═══ EXCERPTED DATA ═══

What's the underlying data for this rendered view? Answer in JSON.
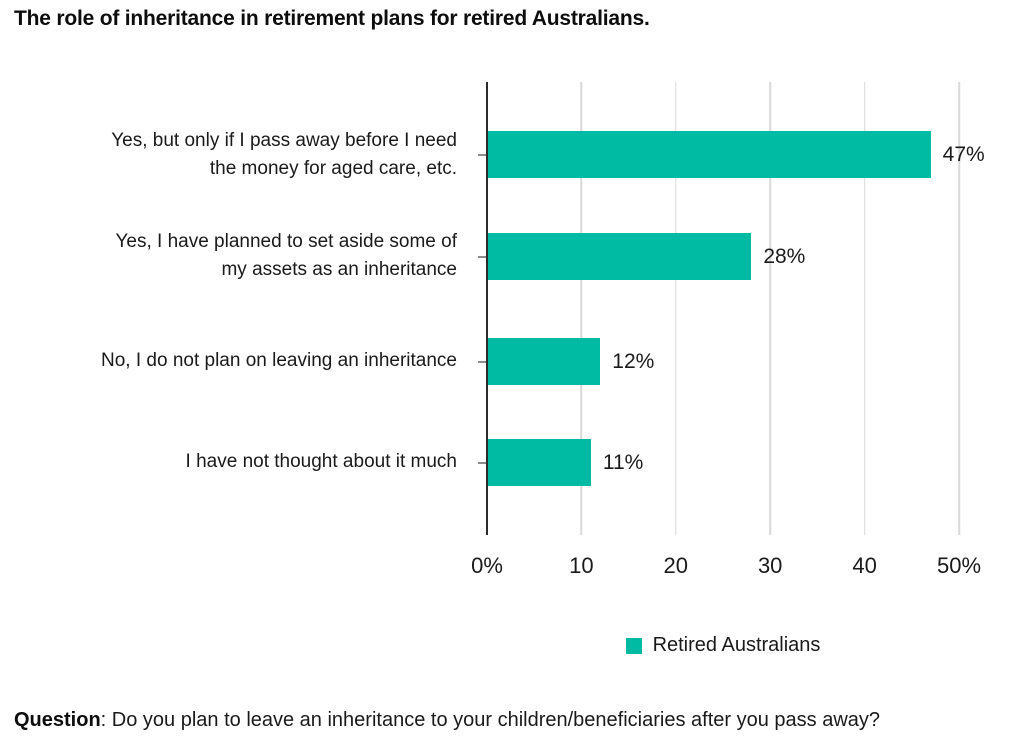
{
  "title": "The role of inheritance in retirement plans for retired Australians.",
  "chart_data": {
    "type": "bar",
    "orientation": "horizontal",
    "title": "The role of inheritance in retirement plans for retired Australians.",
    "categories": [
      "Yes, but only if I pass away before I need the money for aged care, etc.",
      "Yes, I have planned to set aside some of my assets as an inheritance",
      "No, I do not plan on leaving an inheritance",
      "I have not thought about it much"
    ],
    "label_lines": [
      [
        "Yes, but only if I pass away before I need",
        "the money for aged care, etc."
      ],
      [
        "Yes, I have planned to set aside some of",
        "my assets as an inheritance"
      ],
      [
        "No, I do not plan on leaving an inheritance"
      ],
      [
        "I have not thought about it much"
      ]
    ],
    "values": [
      47,
      28,
      12,
      11
    ],
    "value_labels": [
      "47%",
      "28%",
      "12%",
      "11%"
    ],
    "series": [
      {
        "name": "Retired Australians",
        "values": [
          47,
          28,
          12,
          11
        ]
      }
    ],
    "xlim": [
      0,
      50
    ],
    "x_ticks": [
      "0%",
      "10",
      "20",
      "30",
      "40",
      "50%"
    ],
    "x_tick_values": [
      0,
      10,
      20,
      30,
      40,
      50
    ],
    "grid": "vertical gridlines on",
    "legend_position": "bottom center",
    "bar_color": "#00bba4",
    "gridline_color": "#d9d9d9",
    "axis_color": "#2b2b2b"
  },
  "legend": {
    "label": "Retired Australians",
    "swatch_color": "#00bba4"
  },
  "footer": {
    "prefix": "Question",
    "text": ": Do you plan to leave an inheritance to your children/beneficiaries after you pass away?"
  }
}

═══

> _TASK BRIEF_
Leave out the pictures and give the listing above again exactly.

> _WRITTEN SOLUTION_
What's the underlying data for this rendered view? Answer in JSON.
{
  "title": "The role of inheritance in retirement plans for retired Australians.",
  "chart_data": {
    "type": "bar",
    "orientation": "horizontal",
    "title": "The role of inheritance in retirement plans for retired Australians.",
    "categories": [
      "Yes, but only if I pass away before I need the money for aged care, etc.",
      "Yes, I have planned to set aside some of my assets as an inheritance",
      "No, I do not plan on leaving an inheritance",
      "I have not thought about it much"
    ],
    "label_lines": [
      [
        "Yes, but only if I pass away before I need",
        "the money for aged care, etc."
      ],
      [
        "Yes, I have planned to set aside some of",
        "my assets as an inheritance"
      ],
      [
        "No, I do not plan on leaving an inheritance"
      ],
      [
        "I have not thought about it much"
      ]
    ],
    "values": [
      47,
      28,
      12,
      11
    ],
    "value_labels": [
      "47%",
      "28%",
      "12%",
      "11%"
    ],
    "series": [
      {
        "name": "Retired Australians",
        "values": [
          47,
          28,
          12,
          11
        ]
      }
    ],
    "xlim": [
      0,
      50
    ],
    "x_ticks": [
      "0%",
      "10",
      "20",
      "30",
      "40",
      "50%"
    ],
    "x_tick_values": [
      0,
      10,
      20,
      30,
      40,
      50
    ],
    "grid": "vertical gridlines on",
    "legend_position": "bottom center",
    "bar_color": "#00bba4",
    "gridline_color": "#d9d9d9",
    "axis_color": "#2b2b2b"
  },
  "legend": {
    "label": "Retired Australians",
    "swatch_color": "#00bba4"
  },
  "footer": {
    "prefix": "Question",
    "text": ": Do you plan to leave an inheritance to your children/beneficiaries after you pass away?"
  }
}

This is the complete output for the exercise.